Data records
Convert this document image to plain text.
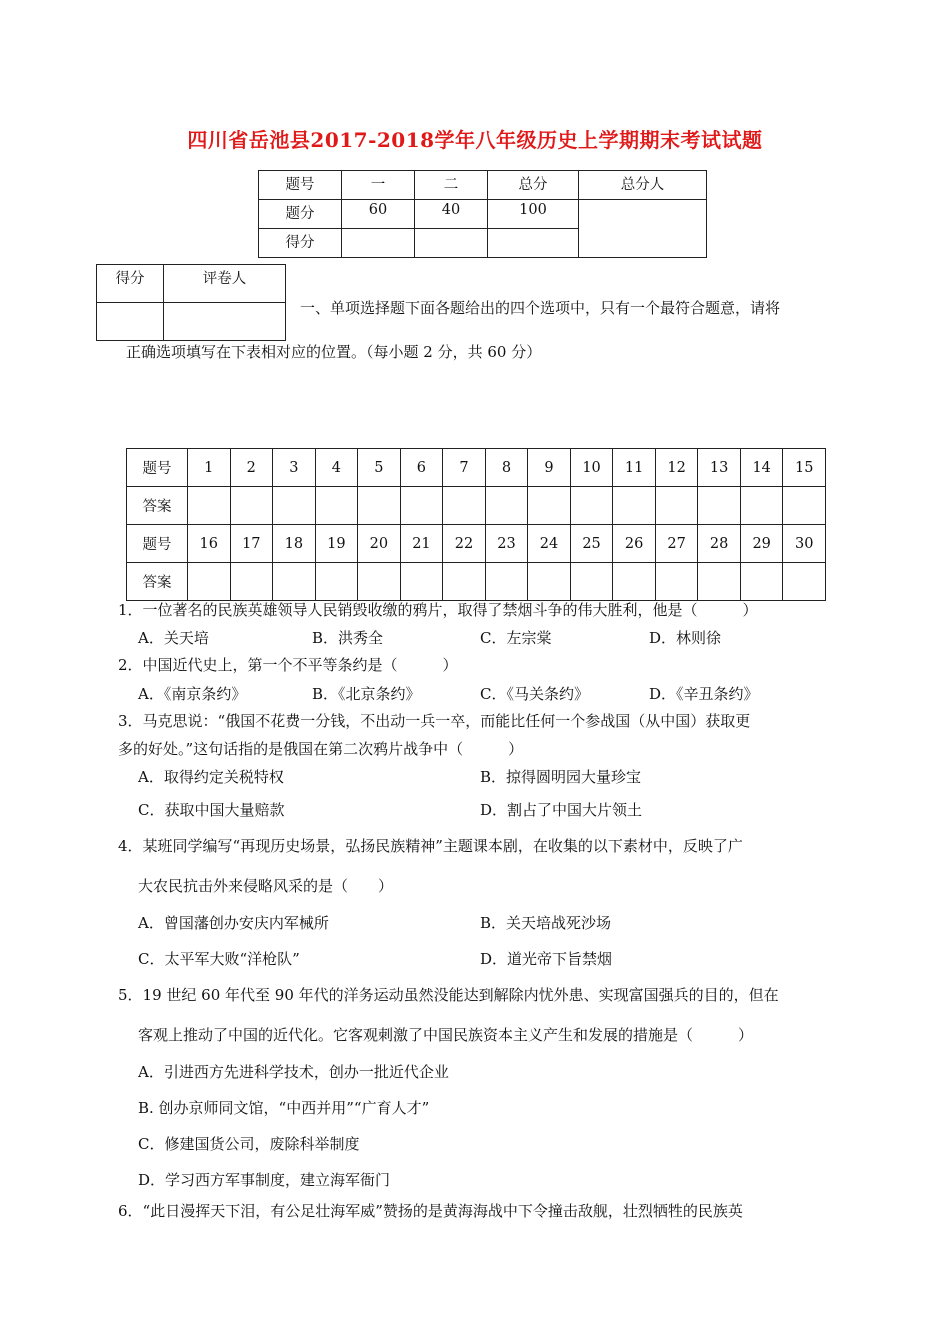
四川省岳池县2017-2018学年八年级历史上学期期末考试试题
题号	一	二	总分	总分人
题分	60	40	100	
得分				
得分	评卷人

一、单项选择题下面各题给出的四个选项中，只有一个最符合题意，请将
正确选项填写在下表相对应的位置。（每小题 2 分，共 60 分）
题号	1	2	3	4	5	6	7	8	9	10	11	12	13	14	15
答案															
题号	16	17	18	19	20	21	22	23	24	25	26	27	28	29	30
答案															
1．一位著名的民族英雄领导人民销毁收缴的鸦片，取得了禁烟斗争的伟大胜利，他是（　　　）
A．关天培	B．洪秀全	C．左宗棠	D．林则徐
2．中国近代史上，第一个不平等条约是（　　　）
A．《南京条约》	B．《北京条约》	C．《马关条约》	D．《辛丑条约》
3．马克思说：“俄国不花费一分钱，不出动一兵一卒，而能比任何一个参战国（从中国）获取更
多的好处。”这句话指的是俄国在第二次鸦片战争中（　　　）
A．取得约定关税特权	B．掠得圆明园大量珍宝
C．获取中国大量赔款	D．割占了中国大片领土
4．某班同学编写“再现历史场景，弘扬民族精神”主题课本剧，在收集的以下素材中，反映了广
大农民抗击外来侵略风采的是（　　）
A．曾国藩创办安庆内军械所	B．关天培战死沙场
C．太平军大败“洋枪队”	D．道光帝下旨禁烟
5．19 世纪 60 年代至 90 年代的洋务运动虽然没能达到解除内忧外患、实现富国强兵的目的，但在
客观上推动了中国的近代化。它客观刺激了中国民族资本主义产生和发展的措施是（　　　）
A．引进西方先进科学技术，创办一批近代企业
B. 创办京师同文馆，“中西并用”“广育人才”
C．修建国货公司，废除科举制度
D．学习西方军事制度，建立海军衙门
6．“此日漫挥天下泪，有公足壮海军威”赞扬的是黄海海战中下令撞击敌舰，壮烈牺牲的民族英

PROBLEM DETAILS = Give the data again exactly as written, with all pictures left out.

OUTPUT FOR THIS TASK =
Convert this document image to plain text.
四川省岳池县2017-2018学年八年级历史上学期期末考试试题
题号	一	二	总分	总分人
题分	60	40	100	
得分				
得分	评卷人

一、单项选择题下面各题给出的四个选项中，只有一个最符合题意，请将
正确选项填写在下表相对应的位置。（每小题 2 分，共 60 分）
题号	1	2	3	4	5	6	7	8	9	10	11	12	13	14	15
答案															
题号	16	17	18	19	20	21	22	23	24	25	26	27	28	29	30
答案															
1．一位著名的民族英雄领导人民销毁收缴的鸦片，取得了禁烟斗争的伟大胜利，他是（　　　）
A．关天培	B．洪秀全	C．左宗棠	D．林则徐
2．中国近代史上，第一个不平等条约是（　　　）
A．《南京条约》	B．《北京条约》	C．《马关条约》	D．《辛丑条约》
3．马克思说：“俄国不花费一分钱，不出动一兵一卒，而能比任何一个参战国（从中国）获取更
多的好处。”这句话指的是俄国在第二次鸦片战争中（　　　）
A．取得约定关税特权	B．掠得圆明园大量珍宝
C．获取中国大量赔款	D．割占了中国大片领土
4．某班同学编写“再现历史场景，弘扬民族精神”主题课本剧，在收集的以下素材中，反映了广
大农民抗击外来侵略风采的是（　　）
A．曾国藩创办安庆内军械所	B．关天培战死沙场
C．太平军大败“洋枪队”	D．道光帝下旨禁烟
5．19 世纪 60 年代至 90 年代的洋务运动虽然没能达到解除内忧外患、实现富国强兵的目的，但在
客观上推动了中国的近代化。它客观刺激了中国民族资本主义产生和发展的措施是（　　　）
A．引进西方先进科学技术，创办一批近代企业
B. 创办京师同文馆，“中西并用”“广育人才”
C．修建国货公司，废除科举制度
D．学习西方军事制度，建立海军衙门
6．“此日漫挥天下泪，有公足壮海军威”赞扬的是黄海海战中下令撞击敌舰，壮烈牺牲的民族英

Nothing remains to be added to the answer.